> THE PROBLEM: Repeat every record below exactly, omitting any pictures.

- - - - - - -

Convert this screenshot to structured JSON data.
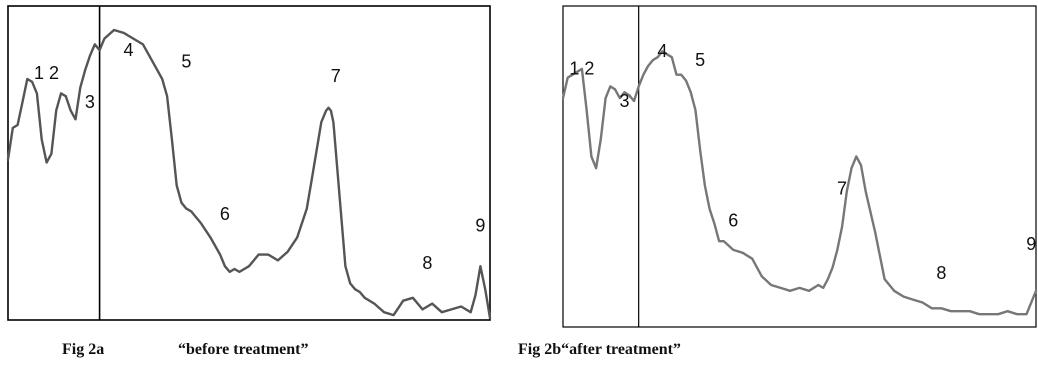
{
  "chart_data": [
    {
      "type": "line",
      "title": "",
      "xlabel": "",
      "ylabel": "",
      "xlim": [
        0,
        100
      ],
      "ylim": [
        0,
        100
      ],
      "grid": false,
      "divider_x": 19,
      "line_color": "#555555",
      "series": [
        {
          "x": [
            0,
            1,
            2,
            3,
            4,
            5,
            6,
            7,
            8,
            9,
            10,
            11,
            12,
            13,
            14,
            15,
            16,
            17,
            18,
            19,
            20,
            22,
            24,
            26,
            28,
            30,
            31,
            32,
            33,
            34,
            35,
            36,
            37,
            38,
            40,
            42,
            44,
            45,
            46,
            47,
            48,
            50,
            52,
            54,
            56,
            58,
            60,
            62,
            63,
            64,
            65,
            66,
            66.5,
            67,
            67.5,
            68,
            69,
            70,
            71,
            72,
            73,
            74,
            76,
            78,
            80,
            82,
            84,
            86,
            88,
            90,
            92,
            94,
            96,
            97,
            98,
            99,
            100
          ],
          "y": [
            55,
            66,
            67,
            75,
            83,
            82,
            78,
            62,
            54,
            57,
            72,
            78,
            77,
            72,
            69,
            80,
            86,
            91,
            95,
            93,
            97,
            100,
            99,
            97,
            95,
            89,
            86,
            83,
            77,
            62,
            46,
            40,
            38,
            37,
            33,
            28,
            22,
            18,
            16,
            17,
            16,
            18,
            22,
            22,
            20,
            23,
            28,
            38,
            48,
            58,
            68,
            72,
            73,
            72,
            68,
            58,
            38,
            18,
            12,
            10,
            9,
            7,
            5,
            2,
            1,
            6,
            7,
            3,
            5,
            2,
            3,
            4,
            2,
            8,
            18,
            10,
            0
          ]
        }
      ],
      "annotations": [
        {
          "text": "1 2",
          "x": 8,
          "y": 83
        },
        {
          "text": "3",
          "x": 17,
          "y": 73
        },
        {
          "text": "4",
          "x": 25,
          "y": 91
        },
        {
          "text": "5",
          "x": 37,
          "y": 87
        },
        {
          "text": "6",
          "x": 45,
          "y": 34
        },
        {
          "text": "7",
          "x": 68,
          "y": 82
        },
        {
          "text": "8",
          "x": 87,
          "y": 17
        },
        {
          "text": "9",
          "x": 98,
          "y": 30
        }
      ]
    },
    {
      "type": "line",
      "title": "",
      "xlabel": "",
      "ylabel": "",
      "xlim": [
        0,
        100
      ],
      "ylim": [
        0,
        100
      ],
      "grid": false,
      "divider_x": 16,
      "line_color": "#777777",
      "series": [
        {
          "x": [
            0,
            1,
            2,
            3,
            4,
            5,
            6,
            7,
            8,
            9,
            10,
            11,
            12,
            13,
            14,
            15,
            16,
            17,
            18,
            19,
            20,
            21,
            22,
            23,
            24,
            25,
            26,
            27,
            28,
            29,
            30,
            31,
            32,
            33,
            34,
            36,
            38,
            40,
            42,
            44,
            46,
            48,
            50,
            52,
            54,
            55,
            56,
            57,
            58,
            59,
            60,
            61,
            62,
            63,
            64,
            66,
            68,
            70,
            72,
            74,
            76,
            78,
            80,
            82,
            84,
            86,
            88,
            90,
            92,
            94,
            96,
            98,
            100
          ],
          "y": [
            76,
            83,
            84,
            85,
            86,
            72,
            56,
            52,
            62,
            76,
            80,
            79,
            76,
            78,
            77,
            75,
            80,
            84,
            87,
            89,
            90,
            92,
            91,
            90,
            84,
            84,
            82,
            78,
            72,
            58,
            46,
            38,
            33,
            27,
            27,
            24,
            23,
            21,
            15,
            12,
            11,
            10,
            11,
            10,
            12,
            11,
            14,
            18,
            24,
            32,
            44,
            52,
            56,
            53,
            44,
            30,
            14,
            10,
            8,
            7,
            6,
            4,
            4,
            3,
            3,
            3,
            2,
            2,
            2,
            3,
            2,
            2,
            10
          ]
        }
      ],
      "annotations": [
        {
          "text": "1 2",
          "x": 4,
          "y": 84
        },
        {
          "text": "3",
          "x": 13,
          "y": 73
        },
        {
          "text": "4",
          "x": 21,
          "y": 90
        },
        {
          "text": "5",
          "x": 29,
          "y": 87
        },
        {
          "text": "6",
          "x": 36,
          "y": 32
        },
        {
          "text": "7",
          "x": 59,
          "y": 43
        },
        {
          "text": "8",
          "x": 80,
          "y": 14
        },
        {
          "text": "9",
          "x": 99,
          "y": 24
        }
      ]
    }
  ],
  "captions": {
    "a_label": "Fig 2a",
    "a_text": "“before treatment”",
    "b": "Fig 2b“after treatment”"
  }
}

- - - - - - -

> RESULT:
Convert this screenshot to structured JSON data.
{
  "chart_data": [
    {
      "type": "line",
      "title": "",
      "xlabel": "",
      "ylabel": "",
      "xlim": [
        0,
        100
      ],
      "ylim": [
        0,
        100
      ],
      "grid": false,
      "divider_x": 19,
      "line_color": "#555555",
      "series": [
        {
          "x": [
            0,
            1,
            2,
            3,
            4,
            5,
            6,
            7,
            8,
            9,
            10,
            11,
            12,
            13,
            14,
            15,
            16,
            17,
            18,
            19,
            20,
            22,
            24,
            26,
            28,
            30,
            31,
            32,
            33,
            34,
            35,
            36,
            37,
            38,
            40,
            42,
            44,
            45,
            46,
            47,
            48,
            50,
            52,
            54,
            56,
            58,
            60,
            62,
            63,
            64,
            65,
            66,
            66.5,
            67,
            67.5,
            68,
            69,
            70,
            71,
            72,
            73,
            74,
            76,
            78,
            80,
            82,
            84,
            86,
            88,
            90,
            92,
            94,
            96,
            97,
            98,
            99,
            100
          ],
          "y": [
            55,
            66,
            67,
            75,
            83,
            82,
            78,
            62,
            54,
            57,
            72,
            78,
            77,
            72,
            69,
            80,
            86,
            91,
            95,
            93,
            97,
            100,
            99,
            97,
            95,
            89,
            86,
            83,
            77,
            62,
            46,
            40,
            38,
            37,
            33,
            28,
            22,
            18,
            16,
            17,
            16,
            18,
            22,
            22,
            20,
            23,
            28,
            38,
            48,
            58,
            68,
            72,
            73,
            72,
            68,
            58,
            38,
            18,
            12,
            10,
            9,
            7,
            5,
            2,
            1,
            6,
            7,
            3,
            5,
            2,
            3,
            4,
            2,
            8,
            18,
            10,
            0
          ]
        }
      ],
      "annotations": [
        {
          "text": "1 2",
          "x": 8,
          "y": 83
        },
        {
          "text": "3",
          "x": 17,
          "y": 73
        },
        {
          "text": "4",
          "x": 25,
          "y": 91
        },
        {
          "text": "5",
          "x": 37,
          "y": 87
        },
        {
          "text": "6",
          "x": 45,
          "y": 34
        },
        {
          "text": "7",
          "x": 68,
          "y": 82
        },
        {
          "text": "8",
          "x": 87,
          "y": 17
        },
        {
          "text": "9",
          "x": 98,
          "y": 30
        }
      ]
    },
    {
      "type": "line",
      "title": "",
      "xlabel": "",
      "ylabel": "",
      "xlim": [
        0,
        100
      ],
      "ylim": [
        0,
        100
      ],
      "grid": false,
      "divider_x": 16,
      "line_color": "#777777",
      "series": [
        {
          "x": [
            0,
            1,
            2,
            3,
            4,
            5,
            6,
            7,
            8,
            9,
            10,
            11,
            12,
            13,
            14,
            15,
            16,
            17,
            18,
            19,
            20,
            21,
            22,
            23,
            24,
            25,
            26,
            27,
            28,
            29,
            30,
            31,
            32,
            33,
            34,
            36,
            38,
            40,
            42,
            44,
            46,
            48,
            50,
            52,
            54,
            55,
            56,
            57,
            58,
            59,
            60,
            61,
            62,
            63,
            64,
            66,
            68,
            70,
            72,
            74,
            76,
            78,
            80,
            82,
            84,
            86,
            88,
            90,
            92,
            94,
            96,
            98,
            100
          ],
          "y": [
            76,
            83,
            84,
            85,
            86,
            72,
            56,
            52,
            62,
            76,
            80,
            79,
            76,
            78,
            77,
            75,
            80,
            84,
            87,
            89,
            90,
            92,
            91,
            90,
            84,
            84,
            82,
            78,
            72,
            58,
            46,
            38,
            33,
            27,
            27,
            24,
            23,
            21,
            15,
            12,
            11,
            10,
            11,
            10,
            12,
            11,
            14,
            18,
            24,
            32,
            44,
            52,
            56,
            53,
            44,
            30,
            14,
            10,
            8,
            7,
            6,
            4,
            4,
            3,
            3,
            3,
            2,
            2,
            2,
            3,
            2,
            2,
            10
          ]
        }
      ],
      "annotations": [
        {
          "text": "1 2",
          "x": 4,
          "y": 84
        },
        {
          "text": "3",
          "x": 13,
          "y": 73
        },
        {
          "text": "4",
          "x": 21,
          "y": 90
        },
        {
          "text": "5",
          "x": 29,
          "y": 87
        },
        {
          "text": "6",
          "x": 36,
          "y": 32
        },
        {
          "text": "7",
          "x": 59,
          "y": 43
        },
        {
          "text": "8",
          "x": 80,
          "y": 14
        },
        {
          "text": "9",
          "x": 99,
          "y": 24
        }
      ]
    }
  ],
  "captions": {
    "a_label": "Fig 2a",
    "a_text": "“before treatment”",
    "b": "Fig 2b“after treatment”"
  }
}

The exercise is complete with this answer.